§ Set problem
Copy every line from the material below that holds "после".

§ Some records
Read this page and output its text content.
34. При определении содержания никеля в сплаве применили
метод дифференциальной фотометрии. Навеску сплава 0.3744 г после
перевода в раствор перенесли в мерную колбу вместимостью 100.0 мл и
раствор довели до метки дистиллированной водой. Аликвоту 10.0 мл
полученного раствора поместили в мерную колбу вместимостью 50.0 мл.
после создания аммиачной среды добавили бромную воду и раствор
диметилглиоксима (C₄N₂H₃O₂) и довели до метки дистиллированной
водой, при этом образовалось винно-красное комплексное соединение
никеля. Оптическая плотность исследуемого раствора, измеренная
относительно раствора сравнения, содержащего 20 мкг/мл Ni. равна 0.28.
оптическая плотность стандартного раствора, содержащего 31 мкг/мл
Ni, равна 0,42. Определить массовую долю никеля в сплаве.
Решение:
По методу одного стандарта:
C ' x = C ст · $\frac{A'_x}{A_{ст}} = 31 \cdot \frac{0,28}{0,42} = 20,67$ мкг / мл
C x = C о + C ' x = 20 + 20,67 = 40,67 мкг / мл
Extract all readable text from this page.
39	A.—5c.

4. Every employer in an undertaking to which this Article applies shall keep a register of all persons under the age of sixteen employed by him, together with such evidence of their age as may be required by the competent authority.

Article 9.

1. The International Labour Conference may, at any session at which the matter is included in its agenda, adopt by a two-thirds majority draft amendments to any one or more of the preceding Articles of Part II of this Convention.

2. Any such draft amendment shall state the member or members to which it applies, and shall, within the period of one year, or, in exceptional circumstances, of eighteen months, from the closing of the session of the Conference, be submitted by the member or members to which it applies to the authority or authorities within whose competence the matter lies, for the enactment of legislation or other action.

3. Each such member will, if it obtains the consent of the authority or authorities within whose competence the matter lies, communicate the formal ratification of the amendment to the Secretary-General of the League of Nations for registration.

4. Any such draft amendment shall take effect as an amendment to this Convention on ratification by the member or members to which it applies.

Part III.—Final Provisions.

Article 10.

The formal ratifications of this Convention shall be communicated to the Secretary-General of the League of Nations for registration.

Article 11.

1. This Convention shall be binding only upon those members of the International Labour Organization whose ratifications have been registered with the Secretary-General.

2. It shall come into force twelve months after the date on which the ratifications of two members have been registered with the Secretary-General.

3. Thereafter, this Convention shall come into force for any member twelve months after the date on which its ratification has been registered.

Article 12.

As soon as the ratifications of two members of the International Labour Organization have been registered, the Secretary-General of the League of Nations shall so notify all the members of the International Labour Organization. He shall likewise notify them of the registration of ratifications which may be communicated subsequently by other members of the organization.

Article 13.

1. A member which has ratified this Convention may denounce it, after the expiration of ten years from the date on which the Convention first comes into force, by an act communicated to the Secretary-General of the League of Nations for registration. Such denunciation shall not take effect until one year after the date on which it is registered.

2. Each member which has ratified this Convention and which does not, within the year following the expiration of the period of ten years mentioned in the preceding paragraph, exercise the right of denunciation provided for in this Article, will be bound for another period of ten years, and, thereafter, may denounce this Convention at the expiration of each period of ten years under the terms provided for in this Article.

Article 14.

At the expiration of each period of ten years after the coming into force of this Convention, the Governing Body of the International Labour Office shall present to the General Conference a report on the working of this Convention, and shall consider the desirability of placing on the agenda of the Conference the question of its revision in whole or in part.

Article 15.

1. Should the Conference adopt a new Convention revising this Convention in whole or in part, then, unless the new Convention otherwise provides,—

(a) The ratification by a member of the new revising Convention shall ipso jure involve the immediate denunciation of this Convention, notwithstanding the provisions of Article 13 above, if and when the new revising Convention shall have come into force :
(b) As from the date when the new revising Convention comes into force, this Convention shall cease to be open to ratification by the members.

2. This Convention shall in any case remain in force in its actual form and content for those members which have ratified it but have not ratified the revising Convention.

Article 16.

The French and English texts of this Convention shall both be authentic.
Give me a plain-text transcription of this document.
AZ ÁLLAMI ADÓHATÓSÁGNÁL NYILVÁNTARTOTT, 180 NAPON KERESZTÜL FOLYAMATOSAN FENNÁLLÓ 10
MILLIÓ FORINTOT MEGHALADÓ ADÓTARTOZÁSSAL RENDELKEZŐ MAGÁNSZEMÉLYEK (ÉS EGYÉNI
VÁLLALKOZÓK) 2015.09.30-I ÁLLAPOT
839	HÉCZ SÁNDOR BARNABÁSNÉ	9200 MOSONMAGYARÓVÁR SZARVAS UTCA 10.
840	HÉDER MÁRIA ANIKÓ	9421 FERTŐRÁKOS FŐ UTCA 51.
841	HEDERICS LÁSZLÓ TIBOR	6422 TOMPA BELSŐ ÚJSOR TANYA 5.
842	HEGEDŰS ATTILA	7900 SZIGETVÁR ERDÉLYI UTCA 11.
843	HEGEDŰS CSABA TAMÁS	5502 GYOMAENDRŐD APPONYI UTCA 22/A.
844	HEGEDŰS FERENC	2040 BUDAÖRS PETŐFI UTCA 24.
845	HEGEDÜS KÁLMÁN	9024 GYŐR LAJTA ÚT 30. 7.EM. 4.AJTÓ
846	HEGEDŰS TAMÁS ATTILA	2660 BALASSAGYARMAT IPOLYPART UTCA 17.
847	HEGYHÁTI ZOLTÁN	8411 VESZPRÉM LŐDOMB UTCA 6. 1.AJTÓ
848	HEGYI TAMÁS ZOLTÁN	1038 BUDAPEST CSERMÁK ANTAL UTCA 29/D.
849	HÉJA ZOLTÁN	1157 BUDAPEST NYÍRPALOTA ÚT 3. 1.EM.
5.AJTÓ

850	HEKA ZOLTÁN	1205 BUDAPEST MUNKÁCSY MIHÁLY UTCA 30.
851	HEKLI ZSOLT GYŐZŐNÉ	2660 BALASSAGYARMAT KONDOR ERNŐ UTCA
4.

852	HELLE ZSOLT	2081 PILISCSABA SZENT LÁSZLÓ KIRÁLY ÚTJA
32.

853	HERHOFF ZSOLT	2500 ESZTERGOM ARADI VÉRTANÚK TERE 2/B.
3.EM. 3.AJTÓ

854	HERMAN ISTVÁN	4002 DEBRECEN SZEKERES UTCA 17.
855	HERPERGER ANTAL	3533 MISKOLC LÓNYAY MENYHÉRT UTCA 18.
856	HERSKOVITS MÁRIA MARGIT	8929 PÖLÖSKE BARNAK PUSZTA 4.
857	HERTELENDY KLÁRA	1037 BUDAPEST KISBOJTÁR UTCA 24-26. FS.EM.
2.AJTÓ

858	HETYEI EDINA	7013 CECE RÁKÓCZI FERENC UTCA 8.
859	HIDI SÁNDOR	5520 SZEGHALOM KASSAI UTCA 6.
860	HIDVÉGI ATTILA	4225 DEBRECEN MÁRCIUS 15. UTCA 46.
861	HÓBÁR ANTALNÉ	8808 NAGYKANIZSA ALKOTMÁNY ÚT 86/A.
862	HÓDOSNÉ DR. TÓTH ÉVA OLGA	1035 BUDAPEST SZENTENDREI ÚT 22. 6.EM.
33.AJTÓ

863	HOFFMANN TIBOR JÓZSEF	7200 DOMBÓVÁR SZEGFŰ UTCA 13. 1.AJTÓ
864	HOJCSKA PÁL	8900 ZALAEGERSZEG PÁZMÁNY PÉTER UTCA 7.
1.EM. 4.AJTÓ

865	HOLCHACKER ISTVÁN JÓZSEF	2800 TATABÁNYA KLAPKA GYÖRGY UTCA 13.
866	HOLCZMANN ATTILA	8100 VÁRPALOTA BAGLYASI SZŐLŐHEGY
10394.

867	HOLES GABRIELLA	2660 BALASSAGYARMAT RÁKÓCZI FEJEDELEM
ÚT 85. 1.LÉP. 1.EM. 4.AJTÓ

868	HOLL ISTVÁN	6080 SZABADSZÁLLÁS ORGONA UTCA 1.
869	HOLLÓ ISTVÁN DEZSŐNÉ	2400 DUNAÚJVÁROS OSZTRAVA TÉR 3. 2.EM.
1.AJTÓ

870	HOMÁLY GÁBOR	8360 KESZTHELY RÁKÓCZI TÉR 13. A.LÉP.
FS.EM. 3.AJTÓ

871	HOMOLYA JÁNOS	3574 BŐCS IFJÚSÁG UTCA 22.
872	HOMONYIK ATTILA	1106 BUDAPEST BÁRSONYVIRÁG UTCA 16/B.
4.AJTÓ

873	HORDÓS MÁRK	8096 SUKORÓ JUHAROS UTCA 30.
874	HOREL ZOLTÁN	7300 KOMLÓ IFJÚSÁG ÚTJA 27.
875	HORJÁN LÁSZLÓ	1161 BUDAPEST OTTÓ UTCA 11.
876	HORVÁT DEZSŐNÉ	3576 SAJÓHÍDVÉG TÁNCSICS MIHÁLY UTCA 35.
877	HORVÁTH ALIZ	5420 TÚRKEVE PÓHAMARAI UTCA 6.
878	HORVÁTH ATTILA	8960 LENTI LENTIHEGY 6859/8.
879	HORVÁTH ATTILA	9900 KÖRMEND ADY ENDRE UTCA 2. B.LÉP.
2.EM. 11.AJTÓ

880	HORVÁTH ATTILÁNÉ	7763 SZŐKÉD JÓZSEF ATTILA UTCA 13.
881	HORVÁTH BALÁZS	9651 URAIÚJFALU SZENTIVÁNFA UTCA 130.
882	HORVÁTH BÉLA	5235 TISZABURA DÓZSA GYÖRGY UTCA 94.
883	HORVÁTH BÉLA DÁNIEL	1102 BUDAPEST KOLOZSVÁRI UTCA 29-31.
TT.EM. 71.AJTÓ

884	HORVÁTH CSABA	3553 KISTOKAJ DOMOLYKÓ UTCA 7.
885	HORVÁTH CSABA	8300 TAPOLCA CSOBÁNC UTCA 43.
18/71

§ Answer for this exercise
метод дифференциальной фотометрии. Навеску сплава 0.3744 г после
после создания аммиачной среды добавили бромную воду и раствор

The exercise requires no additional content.